● DATA TO PROCESS

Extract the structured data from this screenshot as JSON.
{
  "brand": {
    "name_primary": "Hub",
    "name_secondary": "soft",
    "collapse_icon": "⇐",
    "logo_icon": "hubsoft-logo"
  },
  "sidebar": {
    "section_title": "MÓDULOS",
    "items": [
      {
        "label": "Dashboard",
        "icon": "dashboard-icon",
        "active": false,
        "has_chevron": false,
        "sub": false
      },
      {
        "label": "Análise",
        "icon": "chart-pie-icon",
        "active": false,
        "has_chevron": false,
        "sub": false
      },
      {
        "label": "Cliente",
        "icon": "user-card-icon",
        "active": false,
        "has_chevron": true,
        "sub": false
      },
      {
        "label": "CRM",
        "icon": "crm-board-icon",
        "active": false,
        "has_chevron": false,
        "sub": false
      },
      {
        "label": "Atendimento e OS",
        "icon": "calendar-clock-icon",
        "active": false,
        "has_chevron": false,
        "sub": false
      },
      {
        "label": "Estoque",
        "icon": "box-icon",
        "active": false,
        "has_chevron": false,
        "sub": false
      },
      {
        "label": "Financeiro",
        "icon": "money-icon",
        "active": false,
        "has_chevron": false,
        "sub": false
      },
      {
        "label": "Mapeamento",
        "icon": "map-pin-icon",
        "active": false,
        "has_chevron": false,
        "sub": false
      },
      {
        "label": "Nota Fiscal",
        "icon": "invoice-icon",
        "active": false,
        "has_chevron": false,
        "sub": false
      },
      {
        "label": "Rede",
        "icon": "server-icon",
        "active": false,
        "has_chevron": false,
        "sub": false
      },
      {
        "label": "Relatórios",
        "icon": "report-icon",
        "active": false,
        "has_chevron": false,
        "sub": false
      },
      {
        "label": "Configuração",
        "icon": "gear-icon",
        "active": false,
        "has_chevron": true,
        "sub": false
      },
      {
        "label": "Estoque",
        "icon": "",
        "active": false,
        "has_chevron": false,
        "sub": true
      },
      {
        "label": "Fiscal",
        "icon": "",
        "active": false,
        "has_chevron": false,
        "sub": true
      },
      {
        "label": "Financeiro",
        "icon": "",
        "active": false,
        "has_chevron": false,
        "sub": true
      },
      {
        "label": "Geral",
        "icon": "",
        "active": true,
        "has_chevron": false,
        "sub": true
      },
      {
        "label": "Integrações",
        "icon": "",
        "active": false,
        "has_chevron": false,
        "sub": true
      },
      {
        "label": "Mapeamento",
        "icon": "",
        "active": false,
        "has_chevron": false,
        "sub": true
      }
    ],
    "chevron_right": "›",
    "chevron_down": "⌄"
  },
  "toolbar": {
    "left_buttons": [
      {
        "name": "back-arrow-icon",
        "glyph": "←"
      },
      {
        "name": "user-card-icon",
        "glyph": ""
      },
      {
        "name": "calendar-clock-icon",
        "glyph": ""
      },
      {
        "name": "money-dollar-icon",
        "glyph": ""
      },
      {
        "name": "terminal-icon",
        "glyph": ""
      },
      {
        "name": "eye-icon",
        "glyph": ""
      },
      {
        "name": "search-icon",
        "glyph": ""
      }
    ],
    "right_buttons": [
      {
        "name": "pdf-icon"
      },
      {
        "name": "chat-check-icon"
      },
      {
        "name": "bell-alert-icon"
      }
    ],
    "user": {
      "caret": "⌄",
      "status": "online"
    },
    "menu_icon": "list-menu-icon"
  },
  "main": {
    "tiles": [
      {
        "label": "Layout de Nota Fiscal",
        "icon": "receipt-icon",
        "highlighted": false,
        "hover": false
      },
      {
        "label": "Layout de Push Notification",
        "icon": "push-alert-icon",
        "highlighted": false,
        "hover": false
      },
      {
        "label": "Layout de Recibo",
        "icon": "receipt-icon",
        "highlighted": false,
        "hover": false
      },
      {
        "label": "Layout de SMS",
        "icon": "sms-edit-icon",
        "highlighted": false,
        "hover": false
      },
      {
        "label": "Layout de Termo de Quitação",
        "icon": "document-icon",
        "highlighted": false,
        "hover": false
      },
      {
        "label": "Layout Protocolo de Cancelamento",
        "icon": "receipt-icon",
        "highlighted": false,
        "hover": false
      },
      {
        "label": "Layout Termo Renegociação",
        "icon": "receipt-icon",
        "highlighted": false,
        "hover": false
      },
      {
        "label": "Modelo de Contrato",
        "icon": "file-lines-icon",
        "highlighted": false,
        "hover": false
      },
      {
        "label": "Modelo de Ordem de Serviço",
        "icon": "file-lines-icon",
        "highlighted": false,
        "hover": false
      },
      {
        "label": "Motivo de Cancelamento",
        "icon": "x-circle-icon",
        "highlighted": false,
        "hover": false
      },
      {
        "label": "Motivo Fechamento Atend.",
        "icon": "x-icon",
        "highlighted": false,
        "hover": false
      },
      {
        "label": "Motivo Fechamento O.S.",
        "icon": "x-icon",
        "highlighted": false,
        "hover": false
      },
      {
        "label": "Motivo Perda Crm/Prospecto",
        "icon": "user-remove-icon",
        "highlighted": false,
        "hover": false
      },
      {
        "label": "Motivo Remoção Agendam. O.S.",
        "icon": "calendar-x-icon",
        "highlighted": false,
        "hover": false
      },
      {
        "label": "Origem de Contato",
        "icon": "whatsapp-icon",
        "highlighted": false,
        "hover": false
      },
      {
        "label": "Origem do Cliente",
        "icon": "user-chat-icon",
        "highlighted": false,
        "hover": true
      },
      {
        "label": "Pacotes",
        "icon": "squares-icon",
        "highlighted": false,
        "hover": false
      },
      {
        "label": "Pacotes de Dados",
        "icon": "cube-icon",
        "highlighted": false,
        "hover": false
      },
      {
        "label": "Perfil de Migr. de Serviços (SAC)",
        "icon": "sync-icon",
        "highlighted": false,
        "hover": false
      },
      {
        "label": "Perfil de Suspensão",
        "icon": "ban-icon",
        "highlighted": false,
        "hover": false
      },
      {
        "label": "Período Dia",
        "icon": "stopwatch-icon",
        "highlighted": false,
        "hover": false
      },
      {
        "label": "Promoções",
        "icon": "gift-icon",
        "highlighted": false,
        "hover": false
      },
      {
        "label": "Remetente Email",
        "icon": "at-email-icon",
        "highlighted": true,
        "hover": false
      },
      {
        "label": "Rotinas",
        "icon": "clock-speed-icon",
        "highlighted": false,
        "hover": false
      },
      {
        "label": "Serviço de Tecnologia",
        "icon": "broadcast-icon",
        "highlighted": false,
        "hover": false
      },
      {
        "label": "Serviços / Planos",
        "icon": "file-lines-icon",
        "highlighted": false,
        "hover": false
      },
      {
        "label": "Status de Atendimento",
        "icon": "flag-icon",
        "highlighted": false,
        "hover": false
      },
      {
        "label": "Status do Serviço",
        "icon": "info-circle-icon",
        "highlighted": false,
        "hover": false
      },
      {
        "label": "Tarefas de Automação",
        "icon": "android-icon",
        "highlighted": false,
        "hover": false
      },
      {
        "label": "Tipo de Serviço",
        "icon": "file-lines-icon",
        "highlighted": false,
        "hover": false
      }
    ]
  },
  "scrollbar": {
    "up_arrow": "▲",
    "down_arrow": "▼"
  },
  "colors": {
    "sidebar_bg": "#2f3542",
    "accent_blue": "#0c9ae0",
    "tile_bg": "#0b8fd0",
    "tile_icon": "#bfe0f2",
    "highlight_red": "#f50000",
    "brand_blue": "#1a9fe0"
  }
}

● REQUIRED TASK
In the entries above, find each line with the string "Cancelamento" and copy it.

● TASK OUTPUT
        "label": "Layout Protocolo de Cancelamento",
        "label": "Motivo de Cancelamento",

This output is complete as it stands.